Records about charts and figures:

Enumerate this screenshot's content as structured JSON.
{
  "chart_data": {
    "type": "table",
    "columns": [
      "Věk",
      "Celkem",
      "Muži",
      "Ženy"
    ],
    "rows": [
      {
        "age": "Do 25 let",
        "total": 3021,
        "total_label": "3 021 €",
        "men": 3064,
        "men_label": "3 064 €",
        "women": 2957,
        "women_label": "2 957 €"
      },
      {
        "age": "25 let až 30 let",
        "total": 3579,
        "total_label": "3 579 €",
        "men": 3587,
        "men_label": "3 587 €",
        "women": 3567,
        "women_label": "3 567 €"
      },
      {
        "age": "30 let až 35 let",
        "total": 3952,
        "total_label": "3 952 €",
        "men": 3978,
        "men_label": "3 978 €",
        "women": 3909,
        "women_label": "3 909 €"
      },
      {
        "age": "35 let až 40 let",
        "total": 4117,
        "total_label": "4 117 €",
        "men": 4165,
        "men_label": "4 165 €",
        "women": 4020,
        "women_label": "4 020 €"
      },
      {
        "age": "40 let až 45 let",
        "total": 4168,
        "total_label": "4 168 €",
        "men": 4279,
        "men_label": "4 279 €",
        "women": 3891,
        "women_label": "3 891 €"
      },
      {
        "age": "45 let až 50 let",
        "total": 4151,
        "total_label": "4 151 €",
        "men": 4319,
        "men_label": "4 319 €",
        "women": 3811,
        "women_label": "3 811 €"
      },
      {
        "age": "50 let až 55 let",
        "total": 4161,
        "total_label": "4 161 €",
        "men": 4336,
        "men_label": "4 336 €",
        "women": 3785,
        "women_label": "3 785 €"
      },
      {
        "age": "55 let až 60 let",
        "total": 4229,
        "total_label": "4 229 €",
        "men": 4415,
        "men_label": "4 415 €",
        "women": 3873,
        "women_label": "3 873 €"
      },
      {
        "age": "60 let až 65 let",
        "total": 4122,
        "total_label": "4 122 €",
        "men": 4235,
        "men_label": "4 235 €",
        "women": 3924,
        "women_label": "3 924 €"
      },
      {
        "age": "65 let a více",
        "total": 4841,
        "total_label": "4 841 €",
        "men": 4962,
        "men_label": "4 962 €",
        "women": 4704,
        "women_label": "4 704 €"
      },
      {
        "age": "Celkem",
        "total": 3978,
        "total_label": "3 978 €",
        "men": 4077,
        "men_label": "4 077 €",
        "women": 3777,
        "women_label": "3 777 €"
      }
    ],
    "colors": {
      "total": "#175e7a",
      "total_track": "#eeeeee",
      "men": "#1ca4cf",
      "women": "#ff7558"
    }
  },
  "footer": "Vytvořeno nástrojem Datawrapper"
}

• SHORT PROBLEM: Using the data above, return each line exactly as written.

• ANSWER TO THE TASK:
Enumerate this screenshot's content as structured JSON.
{
  "chart_data": {
    "type": "table",
    "columns": [
      "Věk",
      "Celkem",
      "Muži",
      "Ženy"
    ],
    "rows": [
      {
        "age": "Do 25 let",
        "total": 3021,
        "total_label": "3 021 €",
        "men": 3064,
        "men_label": "3 064 €",
        "women": 2957,
        "women_label": "2 957 €"
      },
      {
        "age": "25 let až 30 let",
        "total": 3579,
        "total_label": "3 579 €",
        "men": 3587,
        "men_label": "3 587 €",
        "women": 3567,
        "women_label": "3 567 €"
      },
      {
        "age": "30 let až 35 let",
        "total": 3952,
        "total_label": "3 952 €",
        "men": 3978,
        "men_label": "3 978 €",
        "women": 3909,
        "women_label": "3 909 €"
      },
      {
        "age": "35 let až 40 let",
        "total": 4117,
        "total_label": "4 117 €",
        "men": 4165,
        "men_label": "4 165 €",
        "women": 4020,
        "women_label": "4 020 €"
      },
      {
        "age": "40 let až 45 let",
        "total": 4168,
        "total_label": "4 168 €",
        "men": 4279,
        "men_label": "4 279 €",
        "women": 3891,
        "women_label": "3 891 €"
      },
      {
        "age": "45 let až 50 let",
        "total": 4151,
        "total_label": "4 151 €",
        "men": 4319,
        "men_label": "4 319 €",
        "women": 3811,
        "women_label": "3 811 €"
      },
      {
        "age": "50 let až 55 let",
        "total": 4161,
        "total_label": "4 161 €",
        "men": 4336,
        "men_label": "4 336 €",
        "women": 3785,
        "women_label": "3 785 €"
      },
      {
        "age": "55 let až 60 let",
        "total": 4229,
        "total_label": "4 229 €",
        "men": 4415,
        "men_label": "4 415 €",
        "women": 3873,
        "women_label": "3 873 €"
      },
      {
        "age": "60 let až 65 let",
        "total": 4122,
        "total_label": "4 122 €",
        "men": 4235,
        "men_label": "4 235 €",
        "women": 3924,
        "women_label": "3 924 €"
      },
      {
        "age": "65 let a více",
        "total": 4841,
        "total_label": "4 841 €",
        "men": 4962,
        "men_label": "4 962 €",
        "women": 4704,
        "women_label": "4 704 €"
      },
      {
        "age": "Celkem",
        "total": 3978,
        "total_label": "3 978 €",
        "men": 4077,
        "men_label": "4 077 €",
        "women": 3777,
        "women_label": "3 777 €"
      }
    ],
    "colors": {
      "total": "#175e7a",
      "total_track": "#eeeeee",
      "men": "#1ca4cf",
      "women": "#ff7558"
    }
  },
  "footer": "Vytvořeno nástrojem Datawrapper"
}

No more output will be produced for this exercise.